▶ **THE EXERCISE**
Of the lines in the data below, count the ones holding the string "stage", and answer with that number only.

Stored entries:
==================================================

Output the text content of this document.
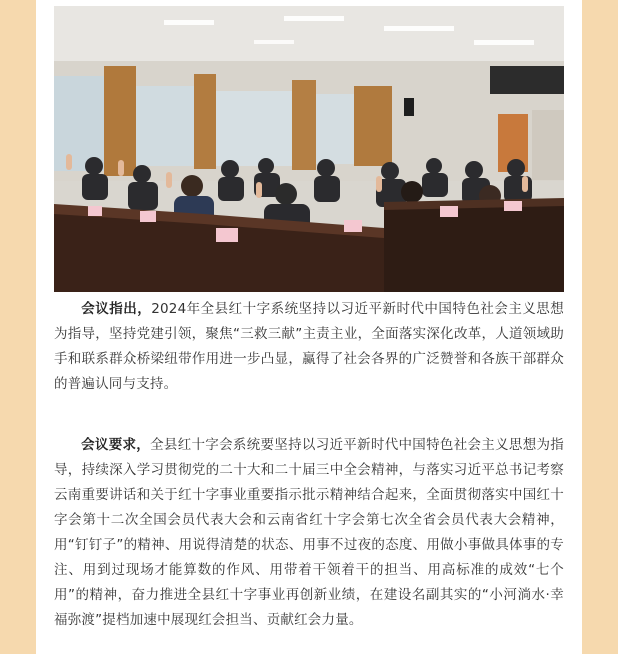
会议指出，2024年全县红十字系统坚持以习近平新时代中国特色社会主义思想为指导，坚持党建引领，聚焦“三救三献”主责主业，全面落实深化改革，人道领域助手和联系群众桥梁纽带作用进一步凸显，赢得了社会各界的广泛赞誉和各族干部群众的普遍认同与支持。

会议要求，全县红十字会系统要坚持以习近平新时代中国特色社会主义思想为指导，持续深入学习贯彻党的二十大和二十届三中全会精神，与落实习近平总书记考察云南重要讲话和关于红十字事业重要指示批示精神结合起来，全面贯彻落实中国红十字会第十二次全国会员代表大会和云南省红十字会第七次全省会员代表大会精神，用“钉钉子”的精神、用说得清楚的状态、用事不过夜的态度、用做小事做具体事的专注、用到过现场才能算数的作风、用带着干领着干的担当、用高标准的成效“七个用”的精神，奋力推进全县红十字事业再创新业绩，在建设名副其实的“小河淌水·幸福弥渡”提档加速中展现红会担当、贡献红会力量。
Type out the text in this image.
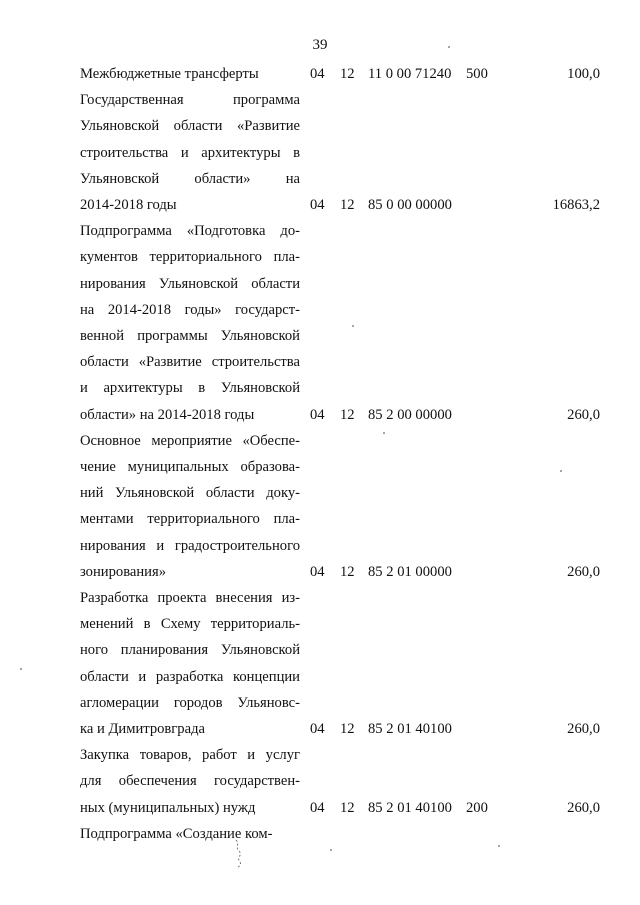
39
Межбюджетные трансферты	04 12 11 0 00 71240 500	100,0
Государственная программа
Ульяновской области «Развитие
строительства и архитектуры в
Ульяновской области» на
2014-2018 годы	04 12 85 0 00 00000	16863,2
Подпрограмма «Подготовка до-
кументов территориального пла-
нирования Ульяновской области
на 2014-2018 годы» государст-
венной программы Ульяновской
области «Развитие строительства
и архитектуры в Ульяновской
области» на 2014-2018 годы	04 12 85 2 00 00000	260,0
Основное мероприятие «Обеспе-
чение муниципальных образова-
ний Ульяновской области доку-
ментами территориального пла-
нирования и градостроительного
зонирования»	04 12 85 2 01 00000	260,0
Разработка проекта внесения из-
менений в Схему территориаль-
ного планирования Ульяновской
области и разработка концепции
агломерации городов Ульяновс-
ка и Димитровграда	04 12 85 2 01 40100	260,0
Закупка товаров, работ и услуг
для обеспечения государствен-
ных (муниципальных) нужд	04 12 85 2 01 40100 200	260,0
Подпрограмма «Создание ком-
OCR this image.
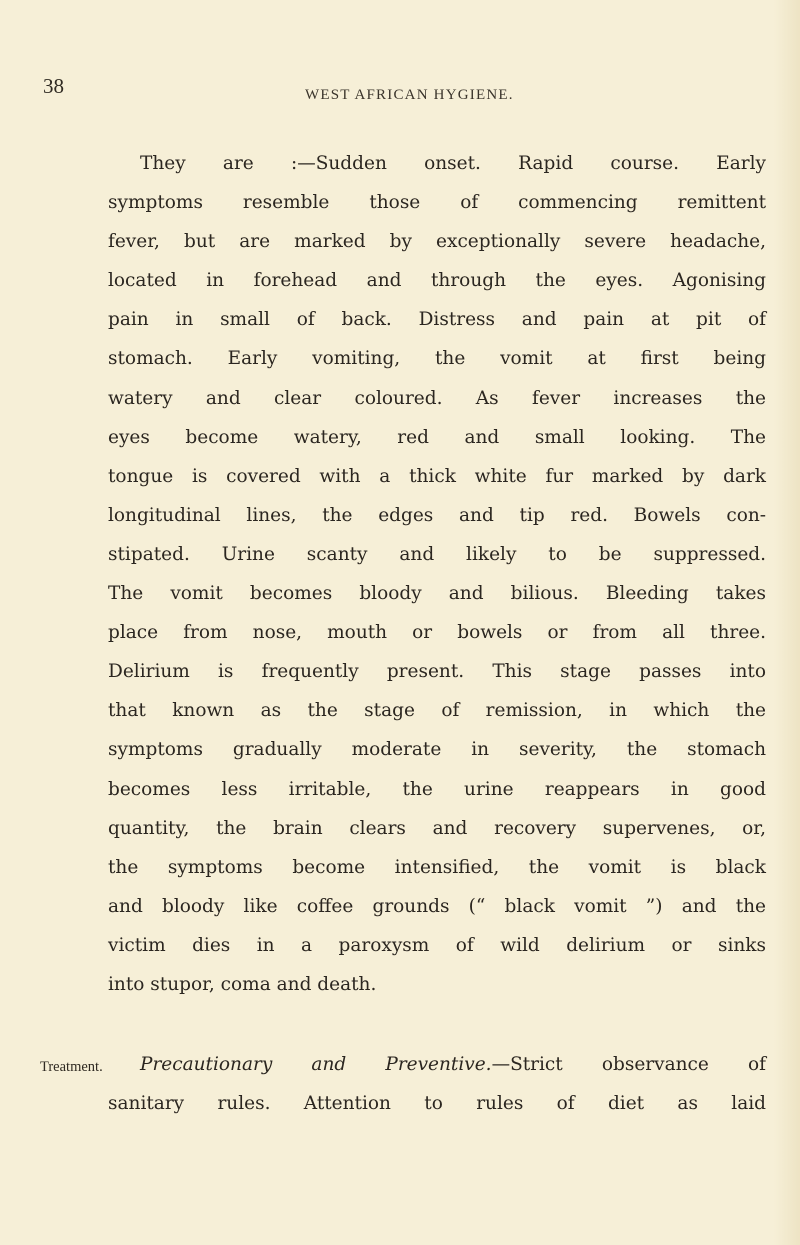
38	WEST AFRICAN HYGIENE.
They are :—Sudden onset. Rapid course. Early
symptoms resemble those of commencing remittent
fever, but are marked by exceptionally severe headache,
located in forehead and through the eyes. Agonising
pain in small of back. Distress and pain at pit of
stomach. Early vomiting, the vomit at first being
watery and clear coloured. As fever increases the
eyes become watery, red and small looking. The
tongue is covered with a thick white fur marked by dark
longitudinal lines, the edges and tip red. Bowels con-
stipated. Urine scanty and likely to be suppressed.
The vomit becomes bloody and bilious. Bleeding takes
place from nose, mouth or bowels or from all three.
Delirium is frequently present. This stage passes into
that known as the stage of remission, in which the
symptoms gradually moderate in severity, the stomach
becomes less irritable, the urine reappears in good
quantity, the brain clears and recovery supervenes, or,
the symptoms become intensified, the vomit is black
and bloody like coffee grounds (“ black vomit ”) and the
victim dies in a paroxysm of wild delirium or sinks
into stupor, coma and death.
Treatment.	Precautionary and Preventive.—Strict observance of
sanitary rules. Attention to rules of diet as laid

==================================================

▶ **PROBLEM SOLUTION**
2